## PROBLEM REQUIREMENTS
Collect all lines below with the string "engine".

## STORED DATA
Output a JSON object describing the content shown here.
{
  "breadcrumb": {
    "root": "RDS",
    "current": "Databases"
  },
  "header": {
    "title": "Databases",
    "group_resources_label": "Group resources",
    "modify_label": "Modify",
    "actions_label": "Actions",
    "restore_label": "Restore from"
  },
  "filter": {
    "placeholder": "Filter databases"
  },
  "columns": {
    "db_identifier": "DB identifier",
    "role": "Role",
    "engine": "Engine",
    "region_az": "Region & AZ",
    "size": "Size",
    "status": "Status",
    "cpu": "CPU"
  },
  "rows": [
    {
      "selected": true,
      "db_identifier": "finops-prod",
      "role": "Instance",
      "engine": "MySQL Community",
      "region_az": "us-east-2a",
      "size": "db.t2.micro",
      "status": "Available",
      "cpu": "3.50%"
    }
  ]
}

## TASK RESULT
    "engine": "Engine",
      "engine": "MySQL Community",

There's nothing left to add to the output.